**Stated problem:** From the worked differentiation solution below, copy word for word the stretch that starts at the words "To find: Differentiation" and stops after "0$ (Quotient rule)".

**Passage:**
──────

Differentiate

Question:

Differentiate

$\left(\frac{\sin x-x \cos x}{x \sin x+\cos x}\right)$ 

Solution:

To find: Differentiation of $\frac{(\sin x-x \cos x)}{(x \sin x+\cos x)}$

Formula used: $(i)\left(\frac{u}{v}\right)^{\prime}=\frac{u^{\prime} v-u v^{\prime}}{v^{2}}$ where $v \neq 0$ (Quotient rule)

(ii) $\frac{d \sin x}{d x}=\cos x$

(iii) $\frac{d \cos x}{d x}=-\sin x$

(iv) (uv)′ = u′v + uv′ (Leibnitz or product rule)

──────

Extracted data entries:
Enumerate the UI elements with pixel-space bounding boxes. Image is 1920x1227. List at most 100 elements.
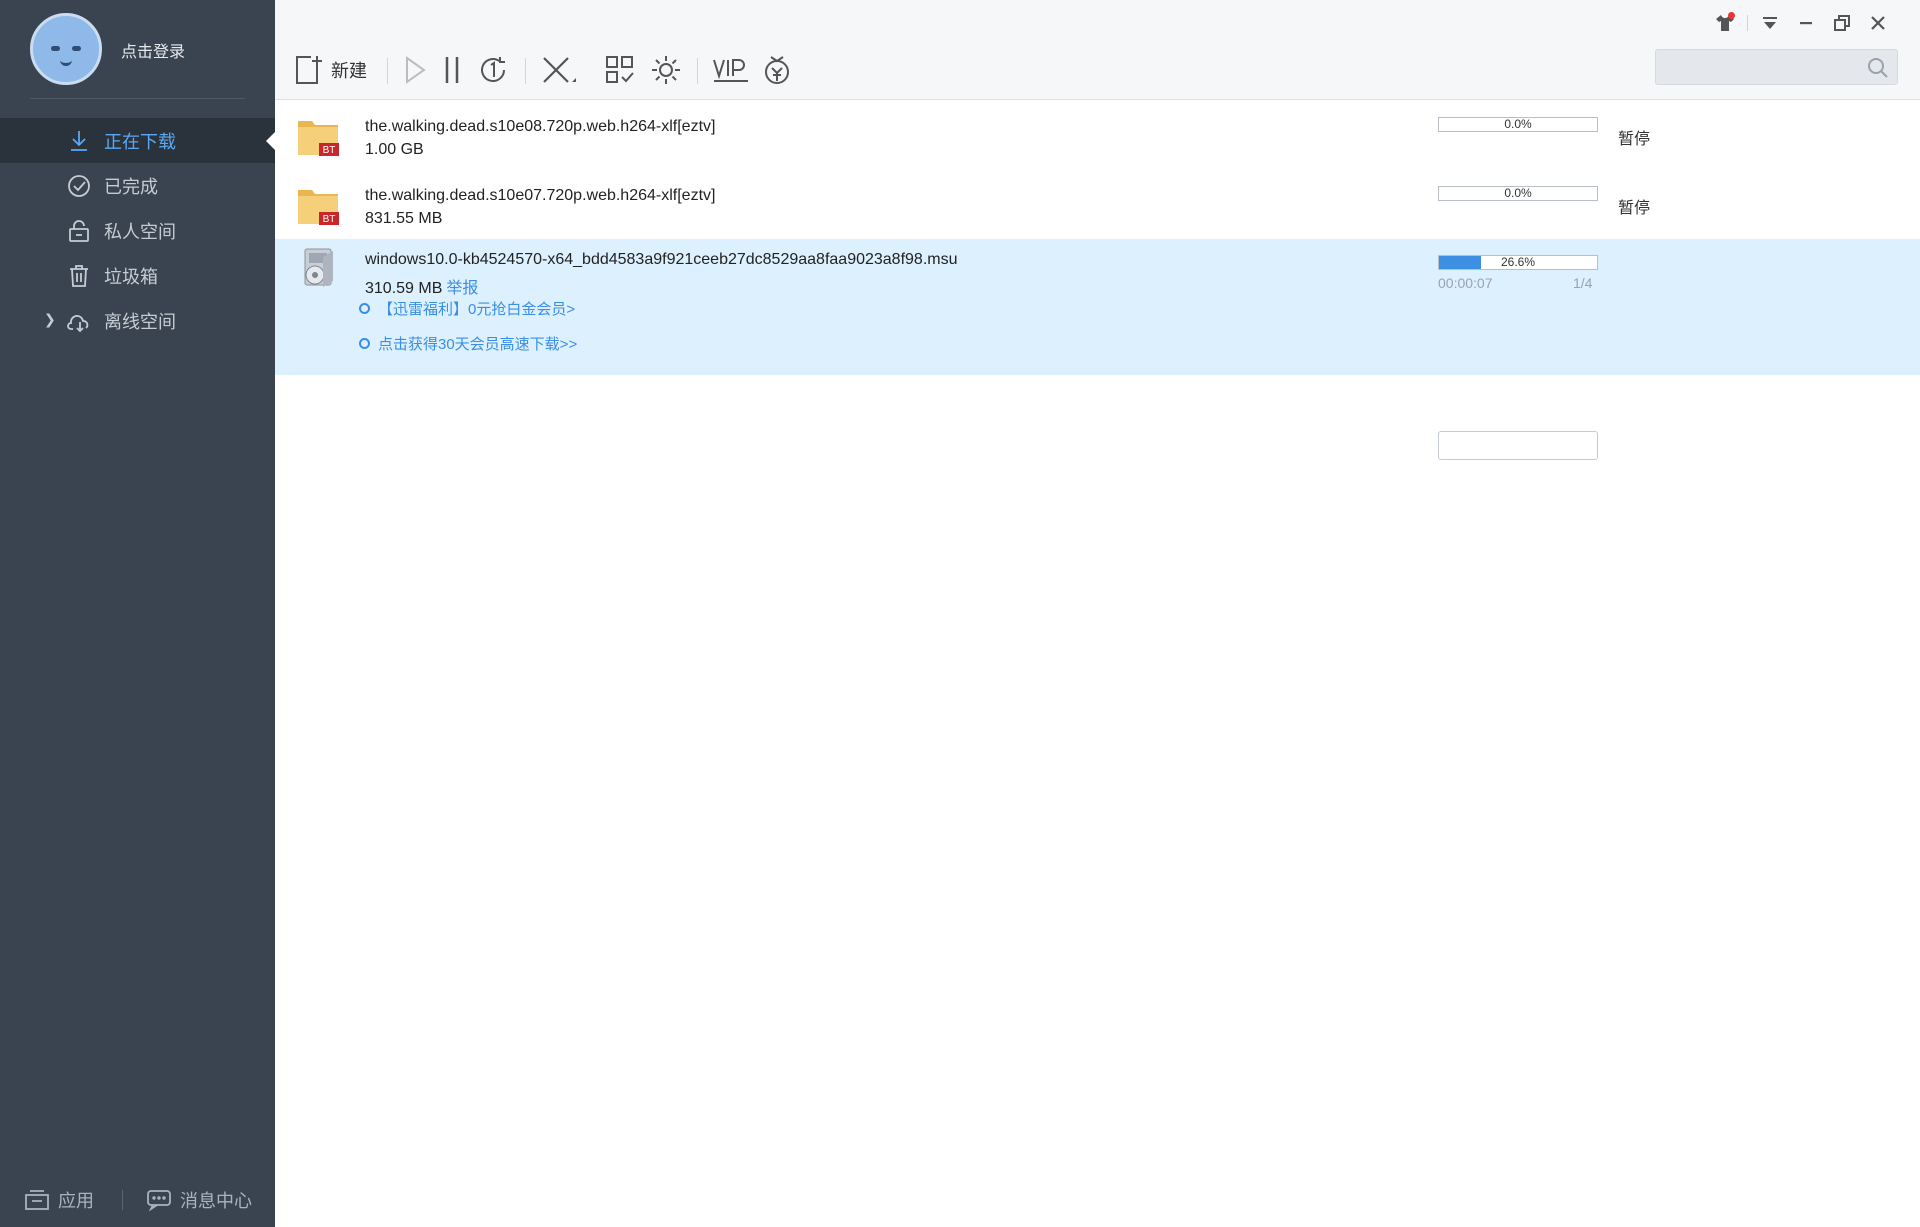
skin-button[interactable] [1707,10,1743,36]
avatar[interactable] [30,13,102,85]
clock-one-icon [481,57,505,82]
download-icon [71,130,87,151]
sidebar-item-label: 离线空间 [104,311,176,332]
notification-dot [1728,12,1735,19]
sidebar-item-offline-space[interactable]: ❯ 离线空间 [0,298,275,343]
file-name: the.walking.dead.s10e07.720p.web.h264-xl… [365,187,716,204]
pause-button[interactable] [442,52,462,88]
avatar-mouth [60,60,72,66]
avatar-eye-right [72,46,81,51]
settings-button[interactable] [649,52,683,88]
new-task-button[interactable]: 新建 [293,52,367,88]
file-size: 831.55 MB [365,210,443,227]
grid-check-icon [606,56,634,83]
progress-text: 0.0% [1504,117,1532,131]
promo-link-30day-vip[interactable]: 点击获得30天会员高速下载>> [359,333,577,354]
bullet-ring-icon [359,338,370,349]
progress-bar: 0.0% [1438,186,1598,201]
bt-badge: BT [323,214,336,225]
new-task-label: 新建 [331,61,367,81]
sidebar-item-downloading[interactable]: 正在下载 [0,118,275,163]
search-box [1655,49,1898,85]
search-input[interactable] [1656,50,1856,84]
message-center-label: 消息中心 [180,1190,252,1211]
close-icon [543,57,576,83]
gear-icon [652,56,680,84]
sidebar-nav: 正在下载 已完成 私人空间 垃圾箱 ❯ 离线空间 [0,118,275,343]
new-file-icon [296,56,322,84]
restore-button[interactable] [1824,10,1860,36]
chevron-right-icon[interactable]: ❯ [44,311,56,328]
bt-folder-icon: BT [298,190,339,225]
apps-icon [25,1189,49,1210]
sidebar-item-label: 已完成 [104,176,158,197]
time-remaining: 00:00:07 [1438,275,1493,291]
sidebar-item-label: 私人空间 [104,221,176,242]
delete-button[interactable] [540,52,578,88]
speed-unused-4 [1438,431,1598,460]
coupon-button[interactable] [761,52,793,88]
restore-icon [1834,15,1850,31]
report-link[interactable]: 举报 [446,280,478,297]
start-button[interactable] [402,52,428,88]
menu-dropdown-icon [1763,17,1777,29]
bt-folder-icon: BT [298,121,339,156]
chat-bubble-icon [147,1189,171,1211]
download-row[interactable]: BT the.walking.dead.s10e07.720p.web.h264… [275,170,1920,239]
sidebar-divider [30,98,245,99]
minimize-icon [1800,22,1812,25]
login-link[interactable]: 点击登录 [121,38,185,62]
progress-bar: 0.0% [1438,117,1598,132]
progress-text: 0.0% [1504,186,1532,200]
apps-button[interactable]: 应用 [24,1187,94,1213]
cloud-icon [67,314,89,332]
trash-icon [70,264,88,287]
vip-button[interactable] [712,52,750,88]
download-row-selected[interactable]: windows10.0-kb4524570-x64_bdd4583a9f921c… [275,239,1920,460]
window-controls [1707,10,1896,36]
message-center-button[interactable]: 消息中心 [146,1187,252,1213]
apps-label: 应用 [58,1190,94,1211]
sidebar-bottom-divider [122,1190,123,1210]
sidebar-item-completed[interactable]: 已完成 [0,163,275,208]
file-size-value: 310.59 MB [365,280,443,297]
status-text: 暂停 [1618,200,1651,217]
sidebar-item-trash[interactable]: 垃圾箱 [0,253,275,298]
download-list: BT the.walking.dead.s10e08.720p.web.h264… [275,101,1920,460]
sidebar-bottom: 应用 消息中心 [0,1172,275,1227]
status-text: 暂停 [1618,131,1651,148]
toolbar: 新建 [275,0,1920,100]
installer-package-icon [304,248,333,287]
download-row[interactable]: BT the.walking.dead.s10e08.720p.web.h264… [275,101,1920,170]
sidebar: 点击登录 正在下载 已完成 私人空间 垃圾箱 ❯ 离线空间 应用 消息中心 [0,0,275,1227]
pause-icon [445,57,459,83]
vip-icon [713,59,748,82]
progress-bar: 26.6% [1438,255,1598,270]
close-window-button[interactable] [1860,10,1896,36]
user-area: 点击登录 [0,0,275,100]
segment-count: 1/4 [1573,275,1593,291]
file-size: 310.59 MB 举报 [365,274,478,298]
promo-text: 【迅雷福利】0元抢白金会员> [378,301,576,318]
promo-link-vip-welfare[interactable]: 【迅雷福利】0元抢白金会员> [359,298,575,319]
window-controls-divider [1747,15,1748,31]
toolbar-divider [697,58,698,84]
minimize-button[interactable] [1788,10,1824,36]
batch-select-button[interactable] [604,52,636,88]
lock-icon [69,219,89,242]
sidebar-item-label: 正在下载 [104,131,176,152]
single-task-button[interactable] [477,52,509,88]
toolbar-divider [525,58,526,84]
money-bag-icon [765,56,789,84]
play-icon [406,56,426,84]
file-size: 1.00 GB [365,141,424,158]
main-menu-button[interactable] [1752,10,1788,36]
check-circle-icon [68,174,90,197]
file-name: windows10.0-kb4524570-x64_bdd4583a9f921c… [365,251,958,268]
search-icon[interactable] [1867,57,1889,79]
promo-text: 点击获得30天会员高速下载>> [378,336,578,353]
sidebar-item-label: 垃圾箱 [104,266,158,287]
toolbar-divider [387,58,388,84]
sidebar-item-private-space[interactable]: 私人空间 [0,208,275,253]
avatar-eye-left [51,46,60,51]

──────

**Full answer:**
To find: Differentiation of $\frac{(\sin x-x \cos x)}{(x \sin x+\cos x)}$

Formula used: $(i)\left(\frac{u}{v}\right)^{\prime}=\frac{u^{\prime} v-u v^{\prime}}{v^{2}}$ where $v \neq 0$ (Quotient rule)